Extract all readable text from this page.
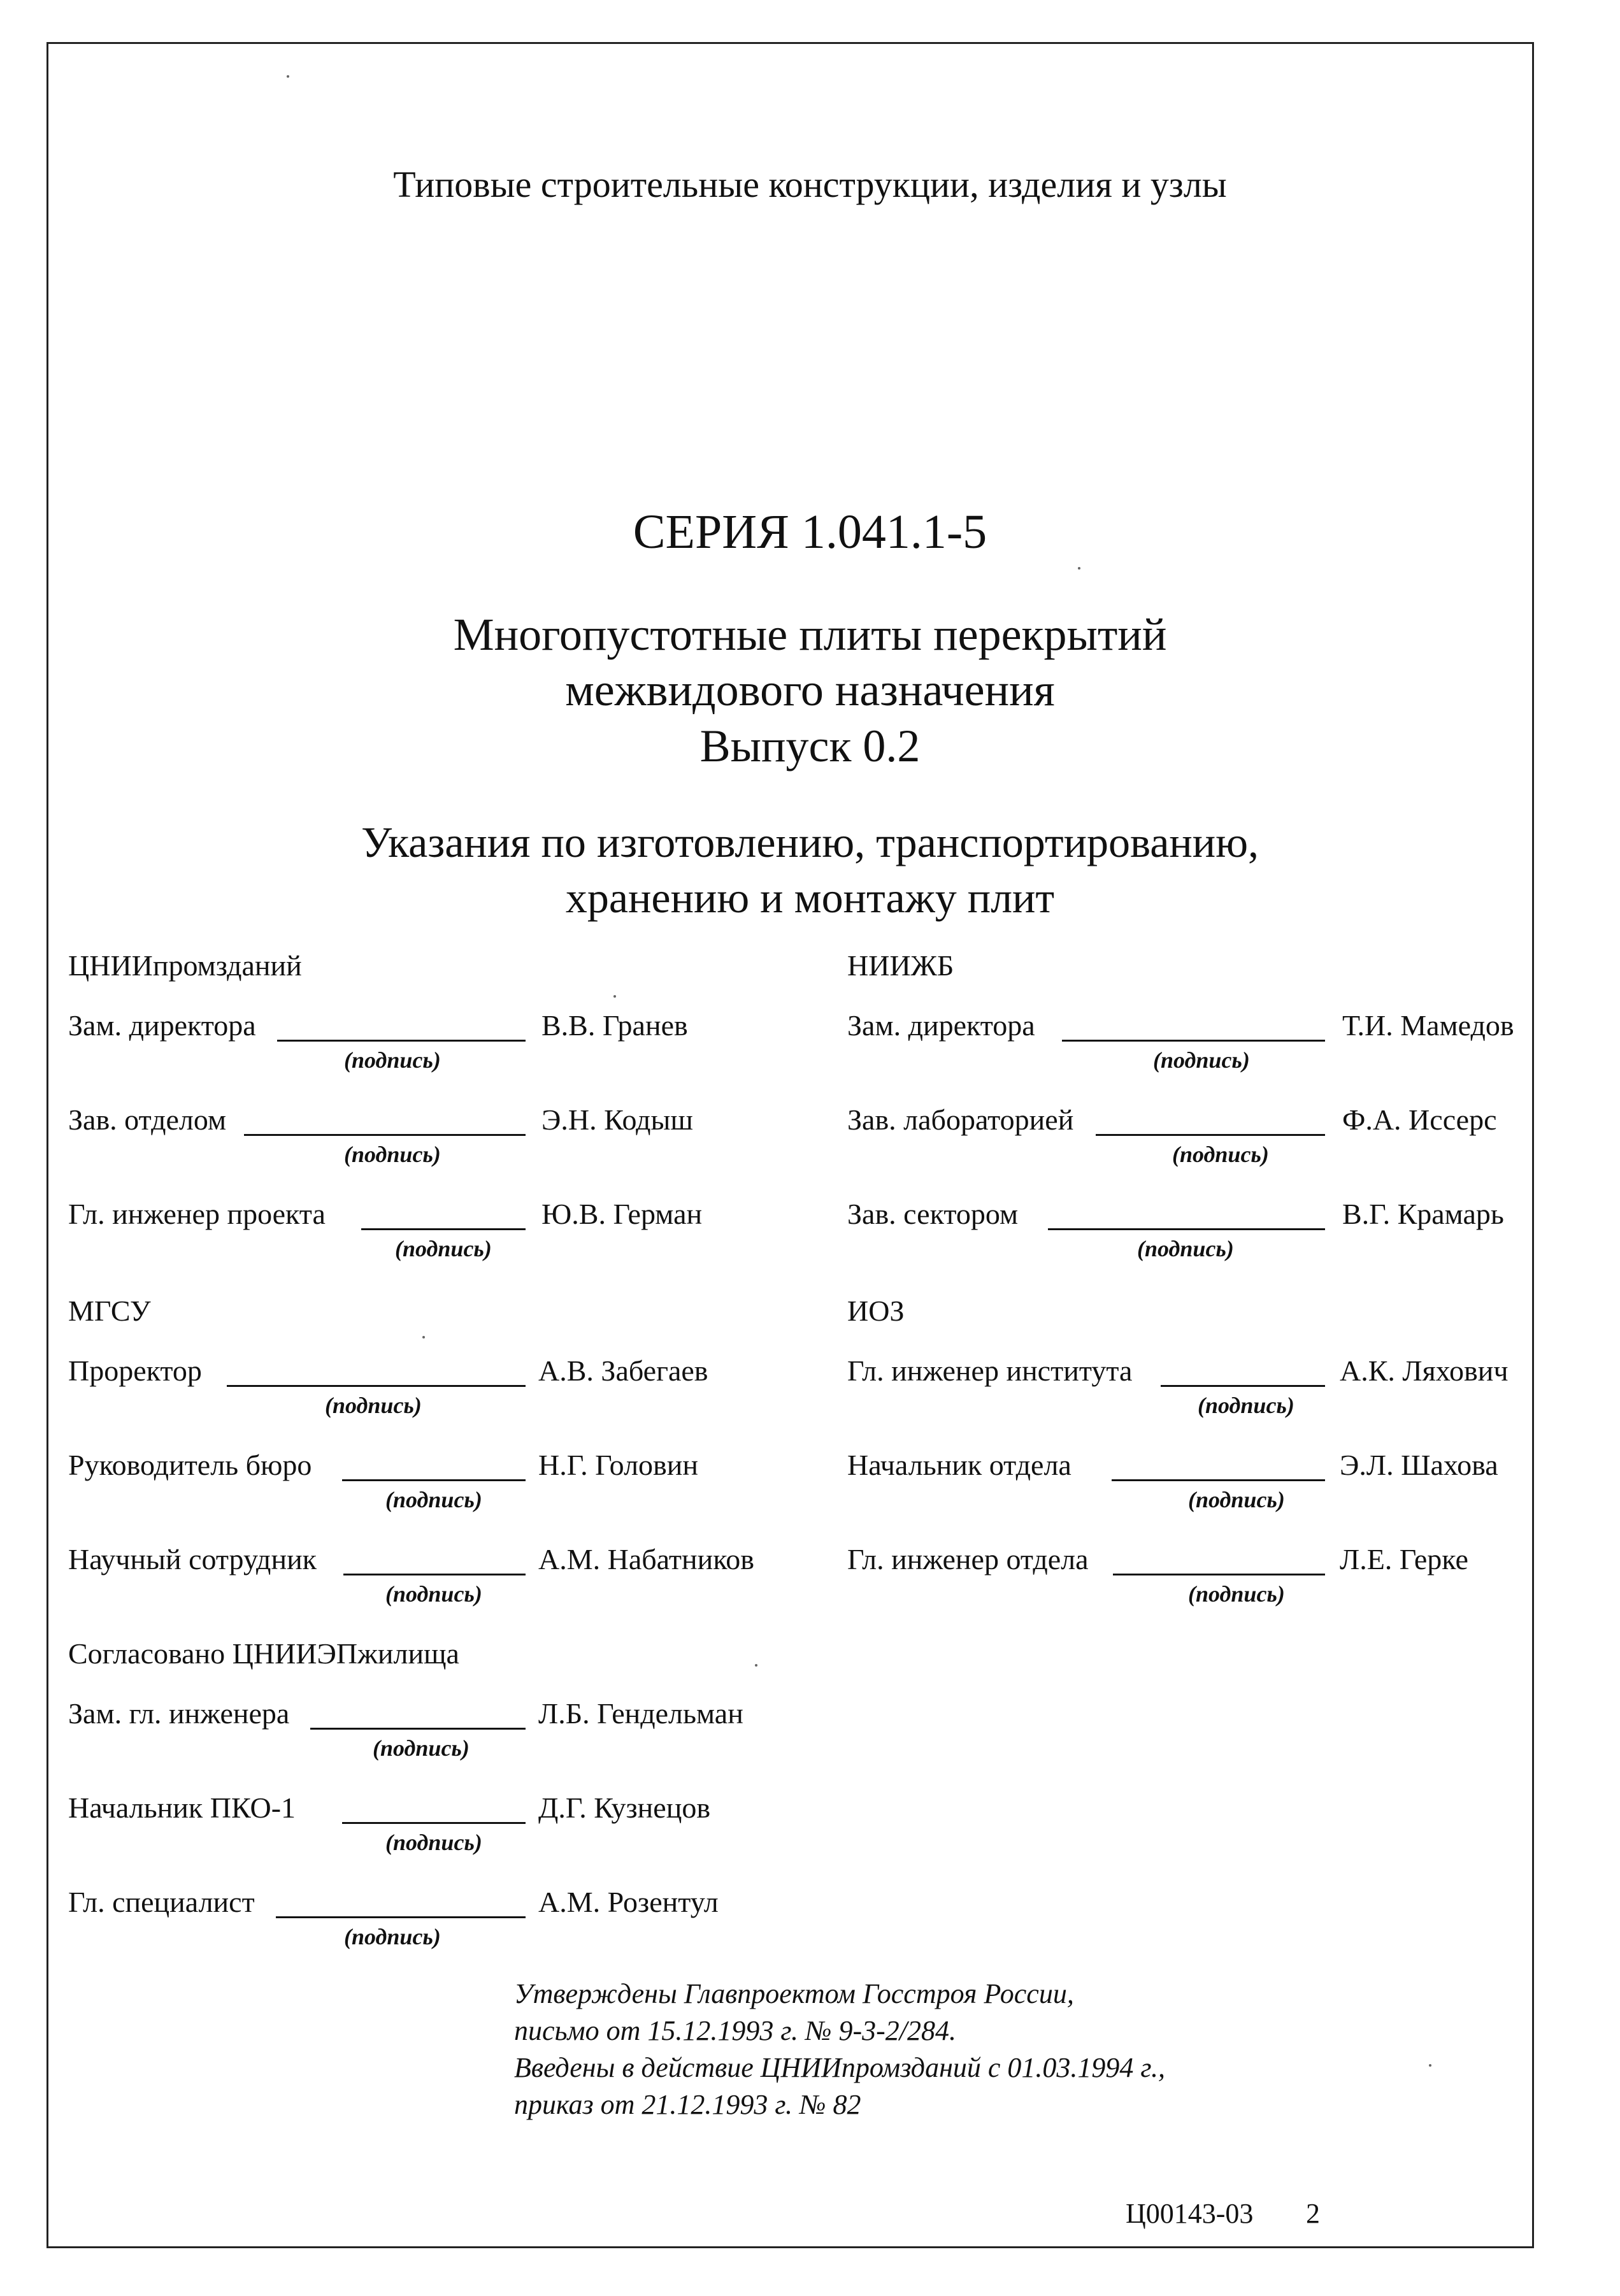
Типовые строительные конструкции, изделия и узлы
СЕРИЯ 1.041.1-5
Многопустотные плиты перекрытий
межвидового назначения
Выпуск 0.2
Указания по изготовлению, транспортированию,
хранению и монтажу плит
ЦНИИпромзданий
Зам. директора	В.В. Гранев
(подпись)
Зав. отделом	Э.Н. Кодыш
(подпись)
Гл. инженер проекта	Ю.В. Герман
(подпись)
МГСУ
Проректор	А.В. Забегаев
(подпись)
Руководитель бюро	Н.Г. Головин
(подпись)
Научный сотрудник	А.М. Набатников
(подпись)
Согласовано ЦНИИЭПжилища
Зам. гл. инженера	Л.Б. Гендельман
(подпись)
Начальник ПКО-1	Д.Г. Кузнецов
(подпись)
Гл. специалист	А.М. Розентул
(подпись)
НИИЖБ
Зам. директора	Т.И. Мамедов
(подпись)
Зав. лабораторией	Ф.А. Иссерс
(подпись)
Зав. сектором	В.Г. Крамарь
(подпись)
ИОЗ
Гл. инженер института	А.К. Ляхович
(подпись)
Начальник отдела	Э.Л. Шахова
(подпись)
Гл. инженер отдела	Л.Е. Герке
(подпись)
Утверждены Главпроектом Госстроя России,
письмо от 15.12.1993 г. № 9-3-2/284.
Введены в действие ЦНИИпромзданий с 01.03.1994 г.,
приказ от 21.12.1993 г. № 82
Ц00143-03 2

========================================================================

### TASK DESCRIPTION:
Go through the data and gather every line that holds "Начальник".

### RESPONSE BELOW:
Начальник ПКО-1	Д.Г. Кузнецов
Начальник отдела	Э.Л. Шахова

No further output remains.